• ITEMS
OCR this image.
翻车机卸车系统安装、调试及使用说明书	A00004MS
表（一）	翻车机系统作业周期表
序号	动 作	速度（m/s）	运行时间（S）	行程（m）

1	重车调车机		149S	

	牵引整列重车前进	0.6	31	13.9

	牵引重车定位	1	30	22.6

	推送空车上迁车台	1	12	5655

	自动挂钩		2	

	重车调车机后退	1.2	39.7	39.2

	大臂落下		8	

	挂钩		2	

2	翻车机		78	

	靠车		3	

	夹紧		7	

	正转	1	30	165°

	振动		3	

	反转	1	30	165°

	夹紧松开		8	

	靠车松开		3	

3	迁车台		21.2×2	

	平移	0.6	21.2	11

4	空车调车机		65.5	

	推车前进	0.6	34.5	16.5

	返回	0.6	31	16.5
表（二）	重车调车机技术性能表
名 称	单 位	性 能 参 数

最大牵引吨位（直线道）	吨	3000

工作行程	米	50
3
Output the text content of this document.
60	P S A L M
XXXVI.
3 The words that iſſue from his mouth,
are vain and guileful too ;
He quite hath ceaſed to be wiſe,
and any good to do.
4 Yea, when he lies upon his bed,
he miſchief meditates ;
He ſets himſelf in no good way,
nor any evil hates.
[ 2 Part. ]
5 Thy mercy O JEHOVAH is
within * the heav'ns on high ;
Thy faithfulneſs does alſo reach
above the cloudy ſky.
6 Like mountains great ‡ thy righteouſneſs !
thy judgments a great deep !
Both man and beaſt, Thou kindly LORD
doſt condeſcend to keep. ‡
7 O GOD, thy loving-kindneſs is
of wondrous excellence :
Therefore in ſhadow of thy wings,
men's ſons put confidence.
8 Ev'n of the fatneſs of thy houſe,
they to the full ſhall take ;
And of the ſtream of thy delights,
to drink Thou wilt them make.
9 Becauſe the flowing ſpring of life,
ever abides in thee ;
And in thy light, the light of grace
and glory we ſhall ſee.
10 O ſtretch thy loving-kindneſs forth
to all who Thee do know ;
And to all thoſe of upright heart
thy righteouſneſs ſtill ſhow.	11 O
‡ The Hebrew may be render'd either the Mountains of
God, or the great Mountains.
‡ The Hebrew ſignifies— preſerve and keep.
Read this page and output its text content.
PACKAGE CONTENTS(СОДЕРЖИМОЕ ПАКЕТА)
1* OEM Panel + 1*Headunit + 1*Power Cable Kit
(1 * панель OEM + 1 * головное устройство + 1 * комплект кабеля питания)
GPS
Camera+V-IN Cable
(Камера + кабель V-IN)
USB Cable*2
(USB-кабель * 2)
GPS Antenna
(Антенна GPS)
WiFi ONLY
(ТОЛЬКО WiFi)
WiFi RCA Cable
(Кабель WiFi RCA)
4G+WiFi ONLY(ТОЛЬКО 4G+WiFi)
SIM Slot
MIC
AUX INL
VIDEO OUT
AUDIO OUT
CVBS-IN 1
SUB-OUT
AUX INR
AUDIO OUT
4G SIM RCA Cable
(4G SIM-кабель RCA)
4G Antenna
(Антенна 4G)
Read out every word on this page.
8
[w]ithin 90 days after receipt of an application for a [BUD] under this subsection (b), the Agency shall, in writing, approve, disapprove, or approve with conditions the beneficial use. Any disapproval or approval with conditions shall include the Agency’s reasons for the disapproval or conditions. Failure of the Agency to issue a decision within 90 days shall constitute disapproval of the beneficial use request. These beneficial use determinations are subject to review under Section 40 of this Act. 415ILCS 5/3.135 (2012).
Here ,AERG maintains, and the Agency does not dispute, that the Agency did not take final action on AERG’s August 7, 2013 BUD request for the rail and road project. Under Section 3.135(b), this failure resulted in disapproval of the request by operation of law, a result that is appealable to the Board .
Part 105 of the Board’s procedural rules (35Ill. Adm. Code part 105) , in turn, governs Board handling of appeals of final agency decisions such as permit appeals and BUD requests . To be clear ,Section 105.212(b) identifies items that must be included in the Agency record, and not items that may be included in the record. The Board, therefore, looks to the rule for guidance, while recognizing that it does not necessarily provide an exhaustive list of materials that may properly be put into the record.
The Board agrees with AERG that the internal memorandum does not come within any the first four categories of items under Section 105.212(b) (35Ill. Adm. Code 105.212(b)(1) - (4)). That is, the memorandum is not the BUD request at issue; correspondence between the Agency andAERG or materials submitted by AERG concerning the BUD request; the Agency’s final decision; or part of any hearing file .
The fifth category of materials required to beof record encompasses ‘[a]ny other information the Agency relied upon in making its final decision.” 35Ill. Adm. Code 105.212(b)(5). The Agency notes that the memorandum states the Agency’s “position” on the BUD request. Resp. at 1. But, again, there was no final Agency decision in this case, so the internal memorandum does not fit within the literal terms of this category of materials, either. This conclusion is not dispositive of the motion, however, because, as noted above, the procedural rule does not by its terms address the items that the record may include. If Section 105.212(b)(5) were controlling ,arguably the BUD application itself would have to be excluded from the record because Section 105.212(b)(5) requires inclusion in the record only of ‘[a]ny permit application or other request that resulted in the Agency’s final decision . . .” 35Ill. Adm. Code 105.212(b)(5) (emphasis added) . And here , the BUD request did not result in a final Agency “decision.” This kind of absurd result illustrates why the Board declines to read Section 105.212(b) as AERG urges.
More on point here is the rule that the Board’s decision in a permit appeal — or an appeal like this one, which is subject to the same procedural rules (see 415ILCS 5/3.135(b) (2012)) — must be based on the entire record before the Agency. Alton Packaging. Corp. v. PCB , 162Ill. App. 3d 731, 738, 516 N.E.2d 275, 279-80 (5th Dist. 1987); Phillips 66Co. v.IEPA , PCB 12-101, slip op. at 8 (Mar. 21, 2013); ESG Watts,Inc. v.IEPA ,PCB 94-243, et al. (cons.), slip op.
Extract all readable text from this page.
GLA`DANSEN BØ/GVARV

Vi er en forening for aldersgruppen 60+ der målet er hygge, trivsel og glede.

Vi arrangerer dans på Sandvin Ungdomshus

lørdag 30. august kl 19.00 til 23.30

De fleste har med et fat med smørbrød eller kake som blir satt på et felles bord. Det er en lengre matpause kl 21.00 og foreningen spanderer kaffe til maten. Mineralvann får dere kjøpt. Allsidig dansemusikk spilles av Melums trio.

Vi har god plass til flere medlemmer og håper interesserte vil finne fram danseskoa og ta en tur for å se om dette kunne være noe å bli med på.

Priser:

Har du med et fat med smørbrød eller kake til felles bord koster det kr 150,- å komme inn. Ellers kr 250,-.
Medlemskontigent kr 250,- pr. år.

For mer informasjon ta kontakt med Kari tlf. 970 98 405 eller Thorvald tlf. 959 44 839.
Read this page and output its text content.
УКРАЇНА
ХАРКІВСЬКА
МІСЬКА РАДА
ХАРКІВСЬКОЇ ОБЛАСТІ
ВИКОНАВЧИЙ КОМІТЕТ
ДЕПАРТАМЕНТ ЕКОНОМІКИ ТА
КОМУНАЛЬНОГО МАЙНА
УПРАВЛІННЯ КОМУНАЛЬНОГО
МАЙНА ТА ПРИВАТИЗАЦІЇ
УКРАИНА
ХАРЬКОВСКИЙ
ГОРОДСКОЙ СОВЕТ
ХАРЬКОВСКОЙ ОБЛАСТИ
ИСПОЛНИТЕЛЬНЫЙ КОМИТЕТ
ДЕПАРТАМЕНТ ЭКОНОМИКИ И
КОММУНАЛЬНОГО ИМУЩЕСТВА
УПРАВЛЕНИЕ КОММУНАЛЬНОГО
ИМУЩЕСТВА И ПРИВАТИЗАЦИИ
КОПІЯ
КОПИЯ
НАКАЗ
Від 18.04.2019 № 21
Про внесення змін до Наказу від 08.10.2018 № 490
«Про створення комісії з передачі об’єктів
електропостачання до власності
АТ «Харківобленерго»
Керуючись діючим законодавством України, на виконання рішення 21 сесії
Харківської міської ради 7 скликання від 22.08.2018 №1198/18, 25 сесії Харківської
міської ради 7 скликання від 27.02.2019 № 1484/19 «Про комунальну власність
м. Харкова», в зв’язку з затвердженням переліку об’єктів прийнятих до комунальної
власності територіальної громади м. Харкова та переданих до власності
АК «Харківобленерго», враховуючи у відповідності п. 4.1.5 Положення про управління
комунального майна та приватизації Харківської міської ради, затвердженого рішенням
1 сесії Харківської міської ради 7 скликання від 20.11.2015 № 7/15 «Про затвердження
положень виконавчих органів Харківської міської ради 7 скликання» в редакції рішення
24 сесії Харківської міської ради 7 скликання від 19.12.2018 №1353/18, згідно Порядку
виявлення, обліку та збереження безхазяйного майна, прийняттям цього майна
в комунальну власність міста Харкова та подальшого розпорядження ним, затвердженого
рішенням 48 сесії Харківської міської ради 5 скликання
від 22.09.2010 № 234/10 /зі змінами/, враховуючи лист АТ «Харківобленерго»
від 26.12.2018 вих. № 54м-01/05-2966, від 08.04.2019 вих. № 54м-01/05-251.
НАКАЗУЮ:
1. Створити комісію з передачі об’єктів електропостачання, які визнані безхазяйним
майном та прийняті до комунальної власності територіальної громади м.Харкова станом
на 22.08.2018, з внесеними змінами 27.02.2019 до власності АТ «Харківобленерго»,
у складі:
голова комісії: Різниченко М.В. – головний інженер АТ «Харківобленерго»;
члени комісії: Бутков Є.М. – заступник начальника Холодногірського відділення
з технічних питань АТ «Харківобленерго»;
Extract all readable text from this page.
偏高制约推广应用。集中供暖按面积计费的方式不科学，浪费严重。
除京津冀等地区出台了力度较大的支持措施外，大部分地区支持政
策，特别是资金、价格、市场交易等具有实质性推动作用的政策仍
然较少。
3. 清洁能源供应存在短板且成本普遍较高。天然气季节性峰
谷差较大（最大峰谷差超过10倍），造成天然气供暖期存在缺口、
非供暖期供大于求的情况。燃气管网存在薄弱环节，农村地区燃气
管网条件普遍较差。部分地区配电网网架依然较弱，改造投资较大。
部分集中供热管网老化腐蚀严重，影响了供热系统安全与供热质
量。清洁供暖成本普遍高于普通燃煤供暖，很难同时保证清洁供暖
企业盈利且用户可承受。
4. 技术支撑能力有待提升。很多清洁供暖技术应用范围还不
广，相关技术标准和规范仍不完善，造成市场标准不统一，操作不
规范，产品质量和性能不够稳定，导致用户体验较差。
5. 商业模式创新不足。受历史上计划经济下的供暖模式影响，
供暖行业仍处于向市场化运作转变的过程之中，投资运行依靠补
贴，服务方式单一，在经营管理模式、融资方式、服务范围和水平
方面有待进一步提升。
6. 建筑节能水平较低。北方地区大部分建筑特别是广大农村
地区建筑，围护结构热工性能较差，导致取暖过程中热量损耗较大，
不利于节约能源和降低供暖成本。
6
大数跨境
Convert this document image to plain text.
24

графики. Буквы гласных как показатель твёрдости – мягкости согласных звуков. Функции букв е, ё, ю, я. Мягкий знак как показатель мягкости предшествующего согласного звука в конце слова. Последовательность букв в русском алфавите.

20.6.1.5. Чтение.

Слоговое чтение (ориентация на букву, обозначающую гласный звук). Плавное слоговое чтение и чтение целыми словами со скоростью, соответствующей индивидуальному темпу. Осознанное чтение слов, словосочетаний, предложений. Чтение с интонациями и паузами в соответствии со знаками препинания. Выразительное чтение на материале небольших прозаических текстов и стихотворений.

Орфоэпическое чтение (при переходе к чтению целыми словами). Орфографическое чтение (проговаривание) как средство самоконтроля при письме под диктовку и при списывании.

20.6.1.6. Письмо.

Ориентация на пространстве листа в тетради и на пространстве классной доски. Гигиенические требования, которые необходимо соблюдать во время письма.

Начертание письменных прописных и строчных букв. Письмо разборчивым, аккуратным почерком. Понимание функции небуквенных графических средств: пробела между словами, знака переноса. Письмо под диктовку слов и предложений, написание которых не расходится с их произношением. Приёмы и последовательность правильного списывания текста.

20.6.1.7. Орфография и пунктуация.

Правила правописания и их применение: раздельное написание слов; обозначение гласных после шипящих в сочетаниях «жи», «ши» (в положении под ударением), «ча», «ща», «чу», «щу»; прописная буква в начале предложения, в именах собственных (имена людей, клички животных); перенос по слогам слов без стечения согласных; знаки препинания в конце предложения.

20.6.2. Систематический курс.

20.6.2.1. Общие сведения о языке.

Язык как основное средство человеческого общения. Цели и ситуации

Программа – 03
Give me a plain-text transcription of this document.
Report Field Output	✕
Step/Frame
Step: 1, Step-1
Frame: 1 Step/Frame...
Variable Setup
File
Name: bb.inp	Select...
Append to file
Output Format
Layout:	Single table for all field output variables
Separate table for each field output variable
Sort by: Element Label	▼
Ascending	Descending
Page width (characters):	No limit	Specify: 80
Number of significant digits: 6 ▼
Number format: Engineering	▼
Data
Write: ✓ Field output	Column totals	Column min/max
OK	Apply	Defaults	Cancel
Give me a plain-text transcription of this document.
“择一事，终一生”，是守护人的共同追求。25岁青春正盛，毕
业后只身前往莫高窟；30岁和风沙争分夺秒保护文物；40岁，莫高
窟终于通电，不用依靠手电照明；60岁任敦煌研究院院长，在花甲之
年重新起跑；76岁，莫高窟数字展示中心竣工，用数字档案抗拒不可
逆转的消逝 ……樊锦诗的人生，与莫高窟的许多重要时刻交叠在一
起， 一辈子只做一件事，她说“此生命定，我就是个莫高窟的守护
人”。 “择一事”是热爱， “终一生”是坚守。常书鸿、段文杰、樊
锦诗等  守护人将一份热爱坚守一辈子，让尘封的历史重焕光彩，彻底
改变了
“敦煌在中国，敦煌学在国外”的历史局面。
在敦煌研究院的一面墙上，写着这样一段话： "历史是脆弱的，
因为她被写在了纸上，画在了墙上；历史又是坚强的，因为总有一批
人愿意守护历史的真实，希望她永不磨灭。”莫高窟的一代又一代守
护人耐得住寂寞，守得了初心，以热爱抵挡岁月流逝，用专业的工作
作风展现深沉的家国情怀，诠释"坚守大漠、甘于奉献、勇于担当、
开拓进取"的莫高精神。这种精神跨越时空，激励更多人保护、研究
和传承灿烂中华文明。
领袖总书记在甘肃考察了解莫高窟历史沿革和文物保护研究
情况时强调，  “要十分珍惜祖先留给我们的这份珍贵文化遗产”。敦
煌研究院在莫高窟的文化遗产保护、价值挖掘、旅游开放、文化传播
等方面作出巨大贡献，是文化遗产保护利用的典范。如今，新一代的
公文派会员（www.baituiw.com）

• WHAT YOU HAVE TO DO
Pull out each line containing the word "felles" and copy it.

• SOLUTION TO THIS EXERCISE
De fleste har med et fat med smørbrød eller kake som blir satt på et felles bord. Det er en lengre matpause kl 21.00 og foreningen spanderer kaffe til maten. Mineralvann får dere kjøpt. Allsidig dansemusikk spilles av Melums trio.
Har du med et fat med smørbrød eller kake til felles bord koster det kr 150,- å komme inn. Ellers kr 250,-.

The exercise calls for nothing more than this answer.